What the task asks:
Locate every line in the records below that holds the word "Titel" and return each one.

Entries provided:
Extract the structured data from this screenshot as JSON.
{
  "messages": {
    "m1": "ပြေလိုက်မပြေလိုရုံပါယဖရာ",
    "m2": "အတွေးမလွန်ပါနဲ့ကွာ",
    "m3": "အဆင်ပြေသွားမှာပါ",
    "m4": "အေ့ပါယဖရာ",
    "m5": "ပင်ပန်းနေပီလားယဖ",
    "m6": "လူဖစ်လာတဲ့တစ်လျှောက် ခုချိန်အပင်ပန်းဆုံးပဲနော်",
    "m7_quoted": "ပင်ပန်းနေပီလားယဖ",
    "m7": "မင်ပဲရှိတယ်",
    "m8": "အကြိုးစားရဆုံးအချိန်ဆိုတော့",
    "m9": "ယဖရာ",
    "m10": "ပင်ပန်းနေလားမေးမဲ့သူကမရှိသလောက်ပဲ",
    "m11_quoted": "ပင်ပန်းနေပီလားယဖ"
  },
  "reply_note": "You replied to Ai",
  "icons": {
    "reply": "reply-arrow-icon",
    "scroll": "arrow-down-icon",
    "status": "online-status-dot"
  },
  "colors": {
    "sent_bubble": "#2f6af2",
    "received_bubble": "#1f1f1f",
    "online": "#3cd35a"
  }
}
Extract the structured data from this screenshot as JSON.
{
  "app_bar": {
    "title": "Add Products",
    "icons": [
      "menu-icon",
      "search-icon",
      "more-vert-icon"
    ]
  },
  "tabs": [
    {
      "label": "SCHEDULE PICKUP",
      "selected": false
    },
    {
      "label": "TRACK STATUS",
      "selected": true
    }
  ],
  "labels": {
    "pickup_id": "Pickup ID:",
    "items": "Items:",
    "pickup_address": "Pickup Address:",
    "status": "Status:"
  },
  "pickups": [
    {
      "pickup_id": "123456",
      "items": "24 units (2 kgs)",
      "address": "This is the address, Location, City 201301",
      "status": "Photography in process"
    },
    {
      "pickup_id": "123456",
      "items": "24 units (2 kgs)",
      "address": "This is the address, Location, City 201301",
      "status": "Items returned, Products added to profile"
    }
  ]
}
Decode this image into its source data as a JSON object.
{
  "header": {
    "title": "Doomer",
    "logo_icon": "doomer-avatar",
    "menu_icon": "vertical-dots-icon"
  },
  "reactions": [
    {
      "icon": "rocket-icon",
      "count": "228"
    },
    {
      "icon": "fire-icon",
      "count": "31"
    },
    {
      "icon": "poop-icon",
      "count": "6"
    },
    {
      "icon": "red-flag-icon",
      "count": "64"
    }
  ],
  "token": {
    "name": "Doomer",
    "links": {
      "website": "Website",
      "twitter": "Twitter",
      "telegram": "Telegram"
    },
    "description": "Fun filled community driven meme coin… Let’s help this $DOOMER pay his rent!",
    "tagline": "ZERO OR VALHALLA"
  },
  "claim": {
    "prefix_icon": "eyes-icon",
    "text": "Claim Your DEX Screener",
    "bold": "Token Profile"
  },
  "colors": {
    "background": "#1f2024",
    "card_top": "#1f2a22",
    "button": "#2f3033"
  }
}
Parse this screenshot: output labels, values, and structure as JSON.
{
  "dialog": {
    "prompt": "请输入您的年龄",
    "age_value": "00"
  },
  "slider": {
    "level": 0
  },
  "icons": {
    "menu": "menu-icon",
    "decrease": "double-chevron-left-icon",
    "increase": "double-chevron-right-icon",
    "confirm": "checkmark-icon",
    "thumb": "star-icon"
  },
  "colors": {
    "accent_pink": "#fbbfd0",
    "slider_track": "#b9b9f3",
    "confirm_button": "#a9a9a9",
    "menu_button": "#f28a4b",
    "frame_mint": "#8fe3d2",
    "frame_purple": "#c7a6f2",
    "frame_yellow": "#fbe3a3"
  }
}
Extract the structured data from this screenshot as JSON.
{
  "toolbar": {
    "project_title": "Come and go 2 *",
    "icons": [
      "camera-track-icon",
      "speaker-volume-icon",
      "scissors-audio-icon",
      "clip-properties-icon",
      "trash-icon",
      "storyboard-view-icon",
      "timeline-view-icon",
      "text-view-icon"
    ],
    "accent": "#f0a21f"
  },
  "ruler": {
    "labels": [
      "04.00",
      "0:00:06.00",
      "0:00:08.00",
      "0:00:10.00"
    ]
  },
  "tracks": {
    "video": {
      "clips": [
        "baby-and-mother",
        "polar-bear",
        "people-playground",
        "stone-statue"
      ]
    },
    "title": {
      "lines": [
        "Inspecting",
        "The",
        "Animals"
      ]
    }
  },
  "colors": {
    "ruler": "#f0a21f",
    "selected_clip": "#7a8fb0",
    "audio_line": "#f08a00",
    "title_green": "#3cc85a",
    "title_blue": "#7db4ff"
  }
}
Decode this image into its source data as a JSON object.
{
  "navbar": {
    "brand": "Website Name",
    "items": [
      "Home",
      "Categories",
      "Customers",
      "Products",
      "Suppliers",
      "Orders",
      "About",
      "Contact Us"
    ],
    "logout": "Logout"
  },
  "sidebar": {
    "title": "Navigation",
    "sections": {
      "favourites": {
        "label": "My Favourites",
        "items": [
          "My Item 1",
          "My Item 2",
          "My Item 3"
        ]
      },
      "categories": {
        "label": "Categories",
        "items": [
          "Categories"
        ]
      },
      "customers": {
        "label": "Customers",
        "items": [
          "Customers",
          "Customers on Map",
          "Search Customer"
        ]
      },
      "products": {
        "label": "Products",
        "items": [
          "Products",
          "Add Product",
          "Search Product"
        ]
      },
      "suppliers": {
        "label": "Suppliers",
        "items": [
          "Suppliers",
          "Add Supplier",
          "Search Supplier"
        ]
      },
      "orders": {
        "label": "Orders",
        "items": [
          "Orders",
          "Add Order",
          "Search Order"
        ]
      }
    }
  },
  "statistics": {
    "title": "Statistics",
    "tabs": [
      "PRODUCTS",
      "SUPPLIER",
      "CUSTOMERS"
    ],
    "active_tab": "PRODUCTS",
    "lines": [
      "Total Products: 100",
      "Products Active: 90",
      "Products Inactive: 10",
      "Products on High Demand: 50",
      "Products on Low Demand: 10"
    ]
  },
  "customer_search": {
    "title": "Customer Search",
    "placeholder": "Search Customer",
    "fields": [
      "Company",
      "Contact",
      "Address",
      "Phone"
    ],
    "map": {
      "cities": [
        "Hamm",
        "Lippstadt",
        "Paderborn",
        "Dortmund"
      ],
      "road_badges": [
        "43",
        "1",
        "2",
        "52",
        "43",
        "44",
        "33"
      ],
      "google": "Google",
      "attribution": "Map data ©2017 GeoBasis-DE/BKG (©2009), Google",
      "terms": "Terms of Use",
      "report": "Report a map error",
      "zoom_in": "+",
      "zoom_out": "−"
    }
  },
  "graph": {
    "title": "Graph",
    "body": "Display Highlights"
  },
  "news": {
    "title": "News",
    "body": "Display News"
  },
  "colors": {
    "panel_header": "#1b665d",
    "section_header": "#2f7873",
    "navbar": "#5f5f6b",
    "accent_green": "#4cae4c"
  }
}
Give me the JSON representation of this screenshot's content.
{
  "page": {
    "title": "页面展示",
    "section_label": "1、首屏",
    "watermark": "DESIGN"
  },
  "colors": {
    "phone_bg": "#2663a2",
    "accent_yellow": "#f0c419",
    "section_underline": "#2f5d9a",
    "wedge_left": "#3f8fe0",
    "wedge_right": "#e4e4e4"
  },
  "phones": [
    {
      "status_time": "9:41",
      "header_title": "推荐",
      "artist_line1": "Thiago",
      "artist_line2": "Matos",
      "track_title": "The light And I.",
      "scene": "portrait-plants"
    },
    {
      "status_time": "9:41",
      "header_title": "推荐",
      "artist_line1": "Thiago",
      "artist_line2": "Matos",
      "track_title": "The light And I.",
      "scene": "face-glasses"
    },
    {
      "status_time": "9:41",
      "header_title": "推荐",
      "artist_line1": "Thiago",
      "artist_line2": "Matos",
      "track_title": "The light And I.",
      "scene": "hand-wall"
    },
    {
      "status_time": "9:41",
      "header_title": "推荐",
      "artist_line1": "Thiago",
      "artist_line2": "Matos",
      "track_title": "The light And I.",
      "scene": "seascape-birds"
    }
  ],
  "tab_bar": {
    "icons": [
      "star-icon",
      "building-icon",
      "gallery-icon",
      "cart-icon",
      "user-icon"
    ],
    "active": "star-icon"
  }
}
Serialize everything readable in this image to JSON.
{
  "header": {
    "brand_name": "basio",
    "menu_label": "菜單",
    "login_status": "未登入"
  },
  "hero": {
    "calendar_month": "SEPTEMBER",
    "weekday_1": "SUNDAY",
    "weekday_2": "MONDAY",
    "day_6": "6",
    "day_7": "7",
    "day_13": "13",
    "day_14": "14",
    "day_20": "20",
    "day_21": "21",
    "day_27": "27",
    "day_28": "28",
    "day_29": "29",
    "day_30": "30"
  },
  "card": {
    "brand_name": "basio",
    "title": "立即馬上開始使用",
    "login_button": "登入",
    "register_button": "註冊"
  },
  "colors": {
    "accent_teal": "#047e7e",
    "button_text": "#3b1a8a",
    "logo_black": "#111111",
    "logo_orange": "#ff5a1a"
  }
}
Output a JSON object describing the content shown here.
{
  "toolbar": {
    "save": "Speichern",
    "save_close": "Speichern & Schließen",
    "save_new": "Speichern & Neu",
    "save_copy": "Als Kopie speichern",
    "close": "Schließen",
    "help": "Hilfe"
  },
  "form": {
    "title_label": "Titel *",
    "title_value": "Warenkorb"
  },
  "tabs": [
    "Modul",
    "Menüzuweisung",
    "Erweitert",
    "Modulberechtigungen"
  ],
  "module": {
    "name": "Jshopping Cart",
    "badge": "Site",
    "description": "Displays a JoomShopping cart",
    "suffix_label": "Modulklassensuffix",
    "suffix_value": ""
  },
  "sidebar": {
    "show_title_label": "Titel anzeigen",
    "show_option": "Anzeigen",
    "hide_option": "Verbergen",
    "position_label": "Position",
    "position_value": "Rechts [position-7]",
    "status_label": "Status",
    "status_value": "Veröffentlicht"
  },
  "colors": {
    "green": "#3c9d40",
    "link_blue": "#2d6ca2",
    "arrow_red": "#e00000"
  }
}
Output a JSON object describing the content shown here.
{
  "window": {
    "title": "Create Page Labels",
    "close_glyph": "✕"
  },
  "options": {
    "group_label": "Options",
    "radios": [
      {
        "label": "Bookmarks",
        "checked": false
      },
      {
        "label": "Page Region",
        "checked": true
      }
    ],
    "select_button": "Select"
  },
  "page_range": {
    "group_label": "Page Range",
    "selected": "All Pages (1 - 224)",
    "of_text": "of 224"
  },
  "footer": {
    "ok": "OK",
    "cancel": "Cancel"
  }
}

Result for this task:
    "title_label": "Titel *",
    "show_title_label": "Titel anzeigen",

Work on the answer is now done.